Work to complete: Restate the data below word for word. Skip any images it contains.

Dataset rows
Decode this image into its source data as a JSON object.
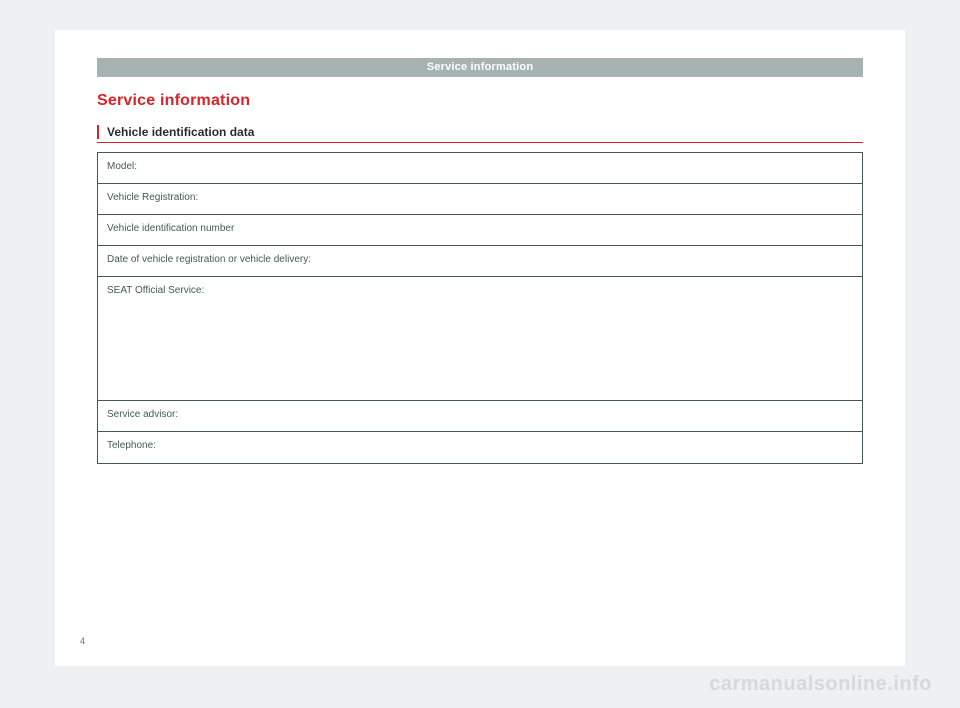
{
  "header": {
    "title": "Service information"
  },
  "page": {
    "title": "Service information",
    "section_label": "Vehicle identification data",
    "page_number": "4"
  },
  "form": {
    "rows": [
      {
        "label": "Model:",
        "tall": false
      },
      {
        "label": "Vehicle Registration:",
        "tall": false
      },
      {
        "label": "Vehicle identification number",
        "tall": false
      },
      {
        "label": "Date of vehicle registration or vehicle delivery:",
        "tall": false
      },
      {
        "label": "SEAT Official Service:",
        "tall": true
      },
      {
        "label": "Service advisor:",
        "tall": false
      },
      {
        "label": "Telephone:",
        "tall": false
      }
    ]
  },
  "watermark": "carmanualsonline.info",
  "colors": {
    "page_bg": "#eef1f2",
    "paper_bg": "#ffffff",
    "header_bar": "#a7b3b1",
    "accent_red": "#d8232a",
    "border": "#445a5a",
    "label_text": "#445a5a",
    "watermark": "#d6d9da"
  }
}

Written solution:
Decode this image into its source data as a JSON object.
{
  "header": {
    "title": "Service information"
  },
  "page": {
    "title": "Service information",
    "section_label": "Vehicle identification data",
    "page_number": "4"
  },
  "form": {
    "rows": [
      {
        "label": "Model:",
        "tall": false
      },
      {
        "label": "Vehicle Registration:",
        "tall": false
      },
      {
        "label": "Vehicle identification number",
        "tall": false
      },
      {
        "label": "Date of vehicle registration or vehicle delivery:",
        "tall": false
      },
      {
        "label": "SEAT Official Service:",
        "tall": true
      },
      {
        "label": "Service advisor:",
        "tall": false
      },
      {
        "label": "Telephone:",
        "tall": false
      }
    ]
  },
  "watermark": "carmanualsonline.info",
  "colors": {
    "page_bg": "#eef1f2",
    "paper_bg": "#ffffff",
    "header_bar": "#a7b3b1",
    "accent_red": "#d8232a",
    "border": "#445a5a",
    "label_text": "#445a5a",
    "watermark": "#d6d9da"
  }
}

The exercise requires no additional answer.